**** MATERIAL SHOWN ****

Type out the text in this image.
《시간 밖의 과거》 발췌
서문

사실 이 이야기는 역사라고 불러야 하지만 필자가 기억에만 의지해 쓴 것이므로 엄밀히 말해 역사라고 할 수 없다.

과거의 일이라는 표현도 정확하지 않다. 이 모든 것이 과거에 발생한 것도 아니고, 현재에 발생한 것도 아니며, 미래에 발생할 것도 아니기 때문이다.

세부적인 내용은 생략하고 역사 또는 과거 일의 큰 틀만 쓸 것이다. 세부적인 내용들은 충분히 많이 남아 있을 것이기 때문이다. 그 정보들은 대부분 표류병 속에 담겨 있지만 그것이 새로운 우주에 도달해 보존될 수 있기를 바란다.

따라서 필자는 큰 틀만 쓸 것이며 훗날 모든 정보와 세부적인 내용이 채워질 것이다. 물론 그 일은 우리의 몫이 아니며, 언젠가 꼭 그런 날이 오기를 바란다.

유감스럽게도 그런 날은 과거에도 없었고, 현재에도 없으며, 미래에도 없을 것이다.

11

****

Write the entire listing out again, word for word.

Type out the text in this image.
《시간 밖의 과거》 발췌
서문

사실 이 이야기는 역사라고 불러야 하지만 필자가 기억에만 의지해 쓴 것이므로 엄밀히 말해 역사라고 할 수 없다.

과거의 일이라는 표현도 정확하지 않다. 이 모든 것이 과거에 발생한 것도 아니고, 현재에 발생한 것도 아니며, 미래에 발생할 것도 아니기 때문이다.

세부적인 내용은 생략하고 역사 또는 과거 일의 큰 틀만 쓸 것이다. 세부적인 내용들은 충분히 많이 남아 있을 것이기 때문이다. 그 정보들은 대부분 표류병 속에 담겨 있지만 그것이 새로운 우주에 도달해 보존될 수 있기를 바란다.

따라서 필자는 큰 틀만 쓸 것이며 훗날 모든 정보와 세부적인 내용이 채워질 것이다. 물론 그 일은 우리의 몫이 아니며, 언젠가 꼭 그런 날이 오기를 바란다.

유감스럽게도 그런 날은 과거에도 없었고, 현재에도 없으며, 미래에도 없을 것이다.

11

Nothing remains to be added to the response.